GIVEN EXERCISE | Your task is to extract every line from the material below exactly.

MATERIALS PROVIDED |
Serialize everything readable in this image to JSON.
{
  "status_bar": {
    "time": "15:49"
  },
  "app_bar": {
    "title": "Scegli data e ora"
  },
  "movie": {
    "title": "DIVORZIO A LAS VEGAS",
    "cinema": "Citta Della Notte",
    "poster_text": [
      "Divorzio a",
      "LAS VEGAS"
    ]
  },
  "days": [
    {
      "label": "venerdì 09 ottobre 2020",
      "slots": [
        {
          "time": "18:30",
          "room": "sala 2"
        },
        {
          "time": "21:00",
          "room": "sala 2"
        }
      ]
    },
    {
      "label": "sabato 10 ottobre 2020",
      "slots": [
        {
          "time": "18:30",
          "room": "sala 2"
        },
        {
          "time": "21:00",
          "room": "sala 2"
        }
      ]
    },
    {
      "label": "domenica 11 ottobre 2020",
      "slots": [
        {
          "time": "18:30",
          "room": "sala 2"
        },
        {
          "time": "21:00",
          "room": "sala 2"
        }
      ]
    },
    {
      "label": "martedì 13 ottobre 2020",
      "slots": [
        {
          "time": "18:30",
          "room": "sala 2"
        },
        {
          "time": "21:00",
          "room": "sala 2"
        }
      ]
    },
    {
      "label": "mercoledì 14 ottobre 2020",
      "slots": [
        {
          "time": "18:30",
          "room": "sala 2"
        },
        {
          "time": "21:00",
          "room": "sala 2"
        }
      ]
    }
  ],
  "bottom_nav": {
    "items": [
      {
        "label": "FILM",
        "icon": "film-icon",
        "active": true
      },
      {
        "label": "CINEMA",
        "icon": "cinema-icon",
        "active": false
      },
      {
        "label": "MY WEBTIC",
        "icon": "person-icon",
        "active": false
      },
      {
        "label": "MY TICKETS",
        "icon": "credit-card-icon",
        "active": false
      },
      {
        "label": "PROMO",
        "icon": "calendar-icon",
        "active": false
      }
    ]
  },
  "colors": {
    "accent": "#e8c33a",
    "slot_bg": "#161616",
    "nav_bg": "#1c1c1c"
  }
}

EXPECTED ANSWER |
Serialize everything readable in this image to JSON.
{
  "status_bar": {
    "time": "15:49"
  },
  "app_bar": {
    "title": "Scegli data e ora"
  },
  "movie": {
    "title": "DIVORZIO A LAS VEGAS",
    "cinema": "Citta Della Notte",
    "poster_text": [
      "Divorzio a",
      "LAS VEGAS"
    ]
  },
  "days": [
    {
      "label": "venerdì 09 ottobre 2020",
      "slots": [
        {
          "time": "18:30",
          "room": "sala 2"
        },
        {
          "time": "21:00",
          "room": "sala 2"
        }
      ]
    },
    {
      "label": "sabato 10 ottobre 2020",
      "slots": [
        {
          "time": "18:30",
          "room": "sala 2"
        },
        {
          "time": "21:00",
          "room": "sala 2"
        }
      ]
    },
    {
      "label": "domenica 11 ottobre 2020",
      "slots": [
        {
          "time": "18:30",
          "room": "sala 2"
        },
        {
          "time": "21:00",
          "room": "sala 2"
        }
      ]
    },
    {
      "label": "martedì 13 ottobre 2020",
      "slots": [
        {
          "time": "18:30",
          "room": "sala 2"
        },
        {
          "time": "21:00",
          "room": "sala 2"
        }
      ]
    },
    {
      "label": "mercoledì 14 ottobre 2020",
      "slots": [
        {
          "time": "18:30",
          "room": "sala 2"
        },
        {
          "time": "21:00",
          "room": "sala 2"
        }
      ]
    }
  ],
  "bottom_nav": {
    "items": [
      {
        "label": "FILM",
        "icon": "film-icon",
        "active": true
      },
      {
        "label": "CINEMA",
        "icon": "cinema-icon",
        "active": false
      },
      {
        "label": "MY WEBTIC",
        "icon": "person-icon",
        "active": false
      },
      {
        "label": "MY TICKETS",
        "icon": "credit-card-icon",
        "active": false
      },
      {
        "label": "PROMO",
        "icon": "calendar-icon",
        "active": false
      }
    ]
  },
  "colors": {
    "accent": "#e8c33a",
    "slot_bg": "#161616",
    "nav_bg": "#1c1c1c"
  }
}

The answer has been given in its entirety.